> What to produce: Work out the number of lines containing "isSilent". Answer with nothing but that number.

> Data provided:
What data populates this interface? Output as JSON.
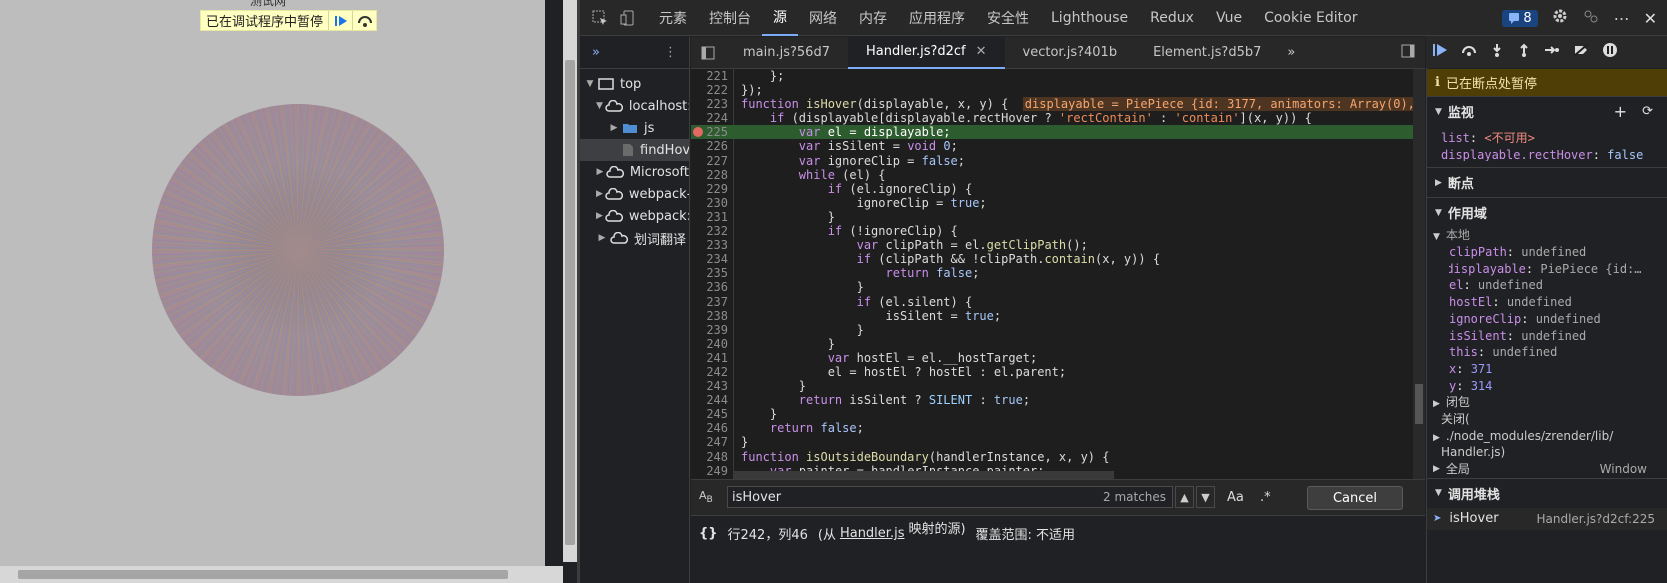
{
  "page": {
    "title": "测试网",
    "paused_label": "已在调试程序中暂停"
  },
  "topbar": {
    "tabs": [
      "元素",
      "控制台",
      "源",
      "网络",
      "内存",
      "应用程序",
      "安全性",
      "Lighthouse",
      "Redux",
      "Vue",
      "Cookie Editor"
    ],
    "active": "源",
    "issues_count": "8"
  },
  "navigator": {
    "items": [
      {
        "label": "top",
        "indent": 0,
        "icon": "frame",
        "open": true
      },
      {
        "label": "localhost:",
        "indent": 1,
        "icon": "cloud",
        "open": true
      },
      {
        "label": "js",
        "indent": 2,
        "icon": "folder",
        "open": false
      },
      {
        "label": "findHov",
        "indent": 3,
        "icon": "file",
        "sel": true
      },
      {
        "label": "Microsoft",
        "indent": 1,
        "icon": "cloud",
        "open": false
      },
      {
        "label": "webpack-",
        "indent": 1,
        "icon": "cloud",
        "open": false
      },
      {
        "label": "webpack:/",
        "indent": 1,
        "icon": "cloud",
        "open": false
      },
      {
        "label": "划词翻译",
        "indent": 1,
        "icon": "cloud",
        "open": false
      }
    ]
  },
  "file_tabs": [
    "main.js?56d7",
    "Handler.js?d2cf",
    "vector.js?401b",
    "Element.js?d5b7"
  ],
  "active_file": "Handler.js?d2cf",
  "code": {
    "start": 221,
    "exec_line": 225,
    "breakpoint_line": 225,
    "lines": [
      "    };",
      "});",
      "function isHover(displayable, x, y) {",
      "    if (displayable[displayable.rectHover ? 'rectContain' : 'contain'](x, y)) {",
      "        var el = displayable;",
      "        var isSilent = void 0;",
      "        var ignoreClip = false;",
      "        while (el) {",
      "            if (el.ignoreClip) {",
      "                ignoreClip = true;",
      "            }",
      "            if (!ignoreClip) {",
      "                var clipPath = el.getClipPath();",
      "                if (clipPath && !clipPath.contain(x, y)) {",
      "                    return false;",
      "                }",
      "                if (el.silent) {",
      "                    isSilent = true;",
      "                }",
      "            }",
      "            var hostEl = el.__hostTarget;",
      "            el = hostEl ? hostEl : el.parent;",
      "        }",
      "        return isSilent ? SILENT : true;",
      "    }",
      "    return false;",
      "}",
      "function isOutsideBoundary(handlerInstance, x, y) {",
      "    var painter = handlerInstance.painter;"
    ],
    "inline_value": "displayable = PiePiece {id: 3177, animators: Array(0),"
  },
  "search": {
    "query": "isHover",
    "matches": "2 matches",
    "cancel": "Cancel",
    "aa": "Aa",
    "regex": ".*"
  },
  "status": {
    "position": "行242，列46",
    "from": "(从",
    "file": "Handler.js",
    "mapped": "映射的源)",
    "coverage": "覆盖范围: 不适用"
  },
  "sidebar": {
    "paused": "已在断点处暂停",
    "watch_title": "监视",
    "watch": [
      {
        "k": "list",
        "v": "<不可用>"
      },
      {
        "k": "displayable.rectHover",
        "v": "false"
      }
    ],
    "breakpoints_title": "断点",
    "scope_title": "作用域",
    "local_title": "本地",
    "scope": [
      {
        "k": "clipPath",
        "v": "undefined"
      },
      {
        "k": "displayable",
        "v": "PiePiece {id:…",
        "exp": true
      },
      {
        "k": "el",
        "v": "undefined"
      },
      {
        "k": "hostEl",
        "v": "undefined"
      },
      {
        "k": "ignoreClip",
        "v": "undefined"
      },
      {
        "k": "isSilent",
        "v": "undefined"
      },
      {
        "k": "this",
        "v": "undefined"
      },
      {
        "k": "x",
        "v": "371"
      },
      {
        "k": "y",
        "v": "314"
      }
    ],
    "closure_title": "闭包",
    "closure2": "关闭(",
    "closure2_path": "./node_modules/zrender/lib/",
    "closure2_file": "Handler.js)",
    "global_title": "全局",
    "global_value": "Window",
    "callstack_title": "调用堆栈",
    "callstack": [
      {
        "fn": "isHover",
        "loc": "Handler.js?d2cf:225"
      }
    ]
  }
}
==
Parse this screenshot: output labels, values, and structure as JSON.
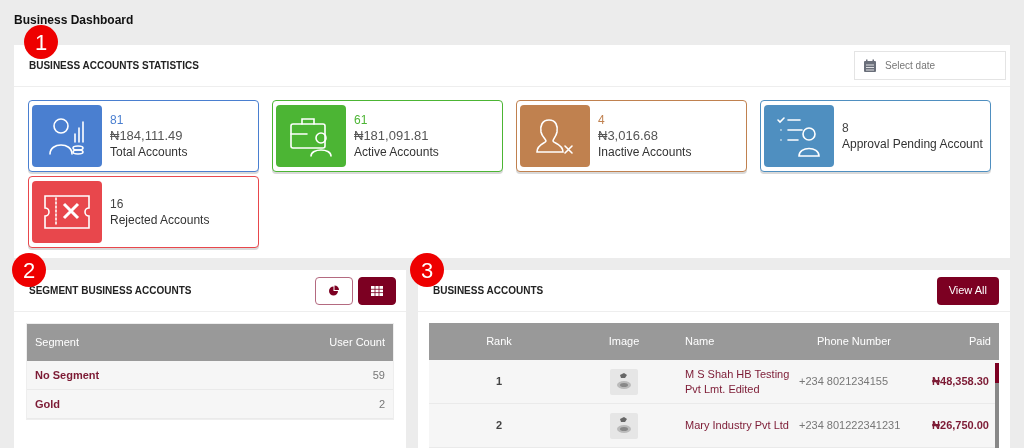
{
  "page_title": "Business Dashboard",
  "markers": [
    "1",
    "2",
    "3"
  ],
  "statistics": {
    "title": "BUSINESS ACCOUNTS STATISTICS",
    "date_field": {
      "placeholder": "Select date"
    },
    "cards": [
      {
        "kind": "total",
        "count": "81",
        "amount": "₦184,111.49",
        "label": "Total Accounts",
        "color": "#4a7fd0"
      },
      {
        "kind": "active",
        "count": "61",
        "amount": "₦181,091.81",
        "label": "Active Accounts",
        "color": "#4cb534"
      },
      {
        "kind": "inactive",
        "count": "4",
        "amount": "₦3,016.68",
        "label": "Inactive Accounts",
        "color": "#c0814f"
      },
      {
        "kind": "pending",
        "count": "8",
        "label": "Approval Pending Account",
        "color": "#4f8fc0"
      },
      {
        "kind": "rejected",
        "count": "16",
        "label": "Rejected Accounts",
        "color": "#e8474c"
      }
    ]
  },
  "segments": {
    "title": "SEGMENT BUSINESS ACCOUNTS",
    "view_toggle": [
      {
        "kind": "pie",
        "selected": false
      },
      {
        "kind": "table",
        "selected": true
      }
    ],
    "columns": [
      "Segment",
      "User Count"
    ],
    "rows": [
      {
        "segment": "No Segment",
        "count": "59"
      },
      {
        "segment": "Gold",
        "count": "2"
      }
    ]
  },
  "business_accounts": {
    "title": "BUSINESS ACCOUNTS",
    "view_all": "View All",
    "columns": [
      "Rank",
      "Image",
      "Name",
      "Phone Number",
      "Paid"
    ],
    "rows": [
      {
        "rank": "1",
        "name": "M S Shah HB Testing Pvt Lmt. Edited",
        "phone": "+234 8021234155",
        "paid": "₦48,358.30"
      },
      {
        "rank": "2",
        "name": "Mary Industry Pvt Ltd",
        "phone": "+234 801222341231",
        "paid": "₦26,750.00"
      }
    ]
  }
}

> Answer to the task: 4